### Document segment

>> Begin

Section 12. Action Without a Meeting. Any action required to be taken at a meeting of the Board of Directors, or any action which may be taken at a meeting of the Board of Directors or a committee thereof:, may be taken without a meeting if a consent in writing, setting forth the action so to be taken, signed by all the Directors, or all the members of the committee, as the case may be, is filed in the minutes of the proceedings of the Board or of the committee. Such consent shall have the same effect as a unanimous vote.

ARTICLE III. OFFICERS

Section 1 Officers. The officers of this Corporation may consist of a President, an Executive Vice President, a Vice President, a Secretary and a Treasurer, each of whom shall be elected by the Board of Directors. Such other officers and assistant officers and agents, as may be deemed necessary, may be elected or appointed by the Board of Directors from time to time. Any two or more offices may be held by the same person.

Section 2. Duties. The Stockholders/Officers of this Corporation shall have the following duties: The Chairman of the Board shall preside over all Board of Directors and Stockholders’ meetings.

The President shall be the Chief Executive Officer of the Corporation, shall have the general and active management of the business and affairs of the Corporation subject to the directions of the Board of Directors.

The Executive Vice President and Secretary shall assist with management and business affairs of the Corporation, and shall have custody of, and maintain, all of the Corporate records, shall record the minutes of all meetings of the Shareholders and Board of Directors, send all notices of all meetings and perform such other duties as may be prescribed by the Board of Directors.

>> End

### Stated exercise 1
Name each officer that Section 1 of Article III in the bylaws excerpt says the Corporation's officers may consist of.
### Stated exercise 2
Reproduce everything in the bylaws excerpt from "Section 2. Duties." down to "prescribed by the Board of Directors.", inclusive.
The lines after this point have no connection to the bylaws excerpt.

### Data provided
>> Begin

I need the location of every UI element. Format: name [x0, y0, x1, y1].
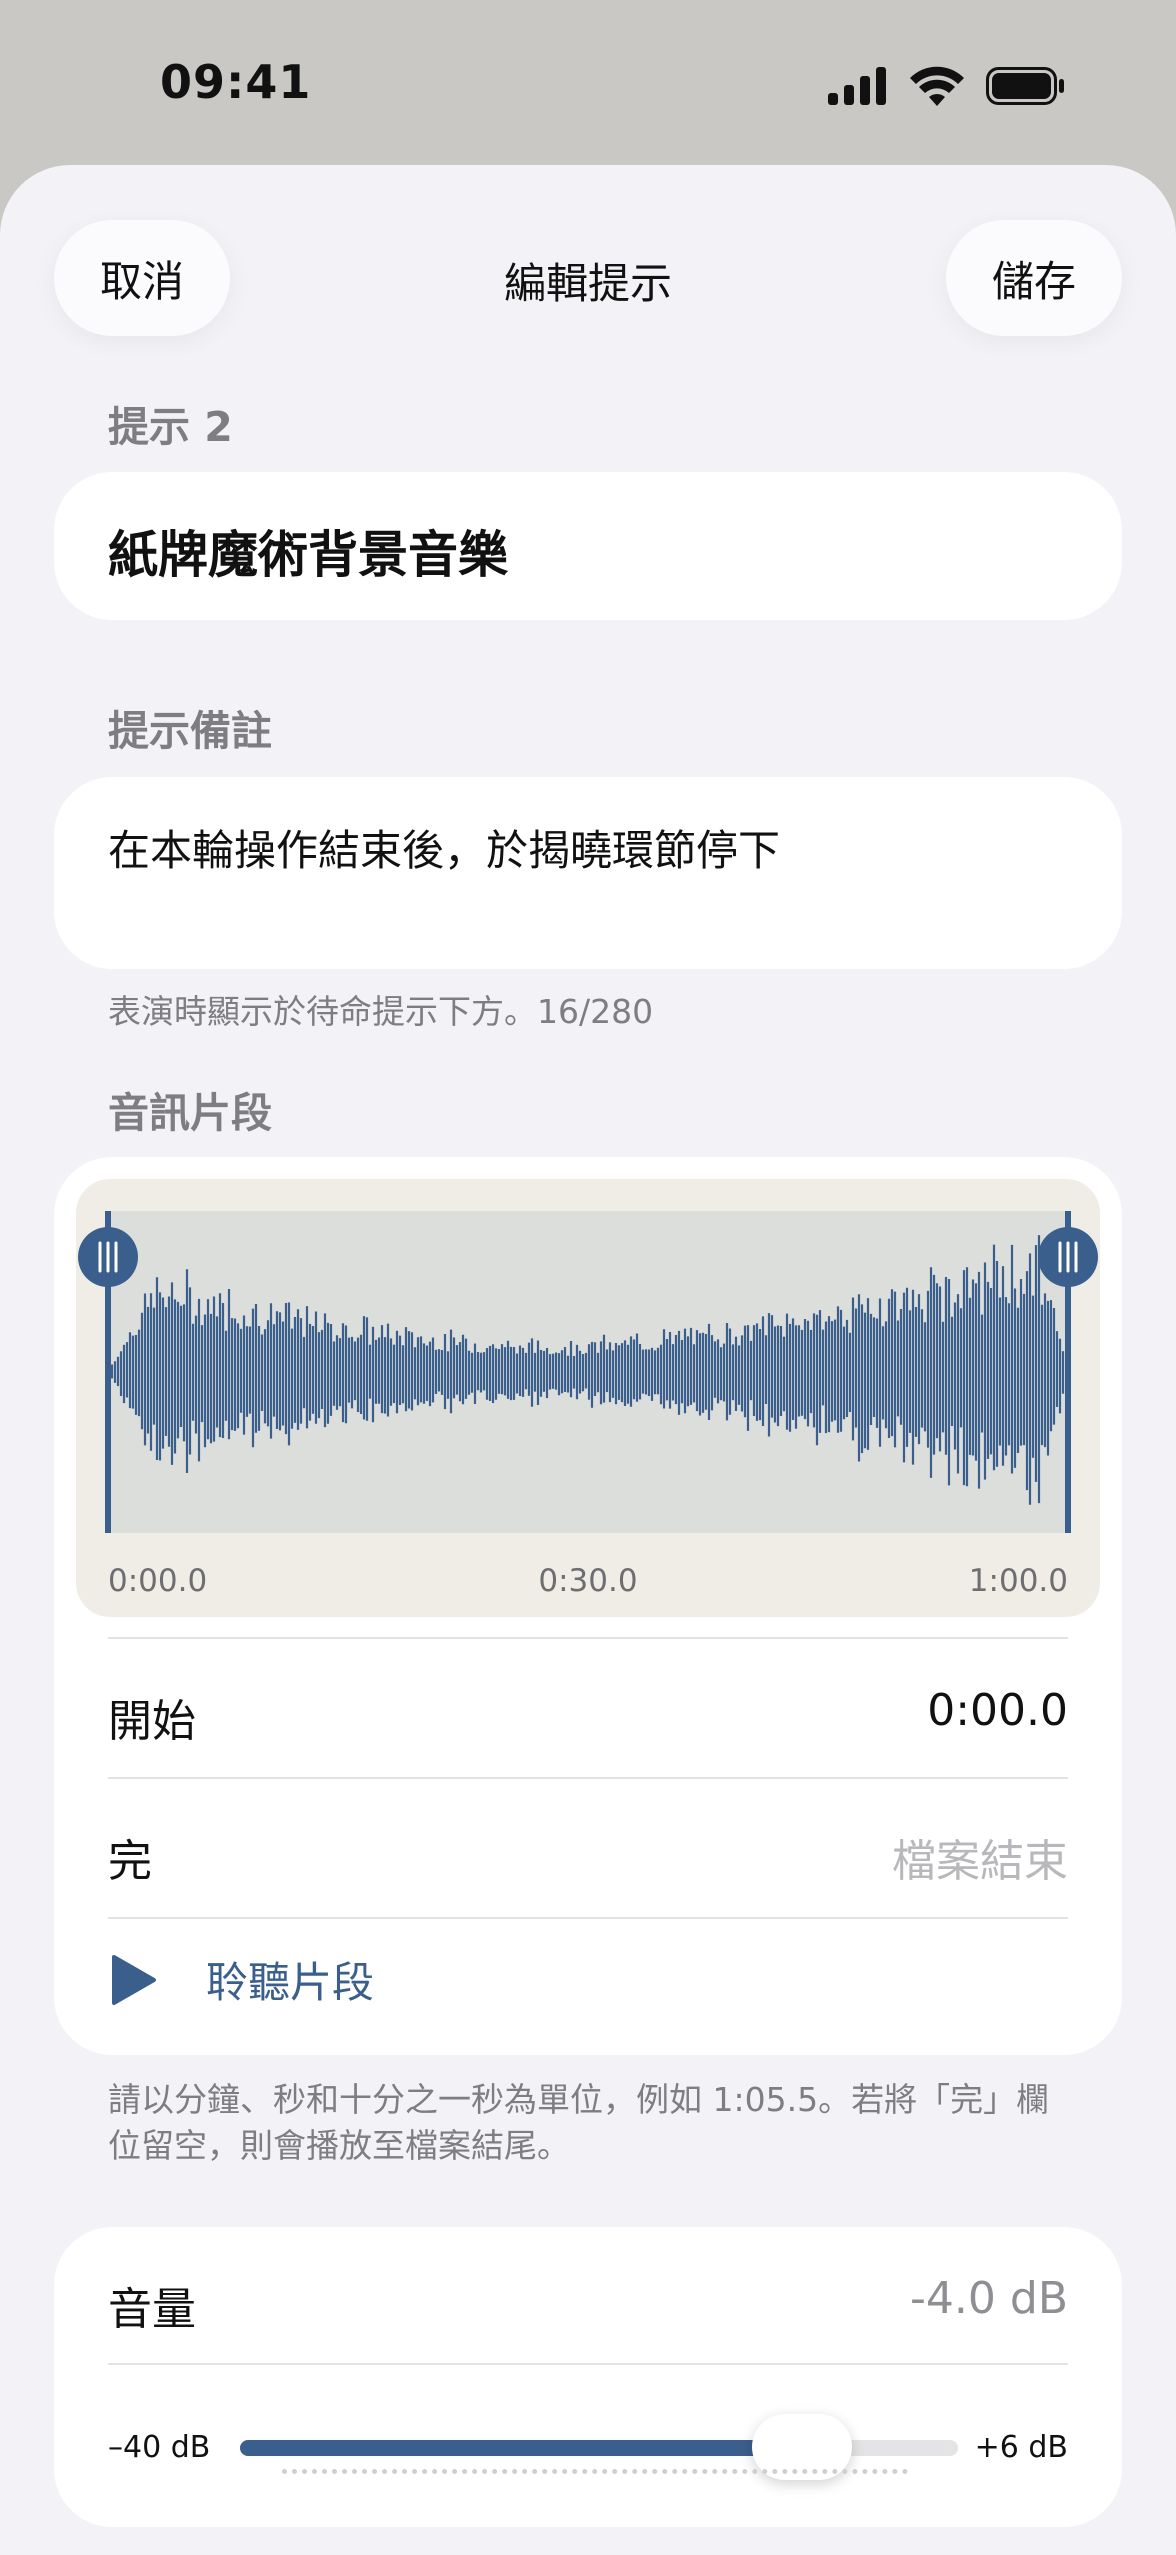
status-bar: 09:41 — [0, 0, 1176, 165]
note-value: 在本輪操作結束後，於揭曉環節停下 — [108, 826, 781, 875]
volume-max-label: +6 dB — [974, 2430, 1068, 2465]
note-helper-text: 表演時顯示於待命提示下方。16/280 — [108, 992, 654, 1031]
cue-name-value: 紙牌魔術背景音樂 — [108, 526, 508, 584]
end-time-field[interactable]: 檔案結束 — [892, 1825, 1068, 1889]
volume-tick-track — [282, 2469, 908, 2474]
status-time: 09:41 — [160, 55, 312, 109]
cue-number-label: 提示 2 — [108, 403, 233, 451]
waveform-svg — [78, 1211, 1098, 1533]
divider — [108, 2363, 1068, 2365]
signal-icon — [828, 67, 886, 105]
cue-name-field[interactable]: 紙牌魔術背景音樂 — [54, 472, 1122, 620]
audio-section-label: 音訊片段 — [108, 1089, 272, 1137]
wifi-icon — [910, 66, 964, 106]
note-section-label: 提示備註 — [108, 707, 272, 755]
note-field[interactable]: 在本輪操作結束後，於揭曉環節停下 — [54, 777, 1122, 969]
timeline-end-label: 1:00.0 — [968, 1563, 1068, 1599]
play-icon — [112, 1954, 156, 2005]
volume-value: -4.0 dB — [910, 2273, 1068, 2324]
preview-clip-button[interactable]: 聆聽片段 — [108, 1949, 374, 2010]
start-time-field[interactable]: 0:00.0 — [927, 1685, 1068, 1736]
timeline-mid-label: 0:30.0 — [538, 1563, 638, 1599]
divider — [108, 1637, 1068, 1639]
start-time-label: 開始 — [108, 1696, 196, 1747]
audio-helper-text: 請以分鐘、秒和十分之一秒為單位，例如 1:05.5。若將「完」欄位留空，則會播放… — [108, 2080, 1050, 2165]
volume-min-label: –40 dB — [108, 2430, 211, 2465]
divider — [108, 1917, 1068, 1919]
preview-clip-label: 聆聽片段 — [206, 1958, 375, 2007]
volume-slider-fill — [240, 2440, 802, 2456]
volume-slider[interactable] — [240, 2414, 958, 2480]
save-button[interactable]: 儲存 — [946, 220, 1122, 336]
volume-label: 音量 — [108, 2284, 196, 2335]
volume-card: 音量 -4.0 dB –40 dB +6 dB — [54, 2227, 1122, 2527]
status-icons — [828, 62, 1066, 110]
timeline-start-label: 0:00.0 — [108, 1563, 208, 1599]
end-time-label: 完 — [108, 1836, 152, 1887]
audio-clip-card: 0:00.0 0:30.0 1:00.0 開始 0:00.0 完 檔案結束 聆聽… — [54, 1157, 1122, 2055]
battery-icon — [986, 67, 1064, 105]
divider — [108, 1777, 1068, 1779]
waveform-editor: 0:00.0 0:30.0 1:00.0 — [76, 1179, 1100, 1617]
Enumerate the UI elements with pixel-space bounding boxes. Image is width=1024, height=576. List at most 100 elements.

>> End

### Final answer 1
President, Executive Vice President, Vice President, Secretary, Treasurer

### Final answer 2
Section 2. Duties. The Stockholders/Officers of this Corporation shall have the following duties: The Chairman of the Board shall preside over all Board of Directors and Stockholders’ meetings.

The President shall be the Chief Executive Officer of the Corporation, shall have the general and active management of the business and affairs of the Corporation subject to the directions of the Board of Directors.

The Executive Vice President and Secretary shall assist with management and business affairs of the Corporation, and shall have custody of, and maintain, all of the Corporate records, shall record the minutes of all meetings of the Shareholders and Board of Directors, send all notices of all meetings and perform such other duties as may be prescribed by the Board of Directors.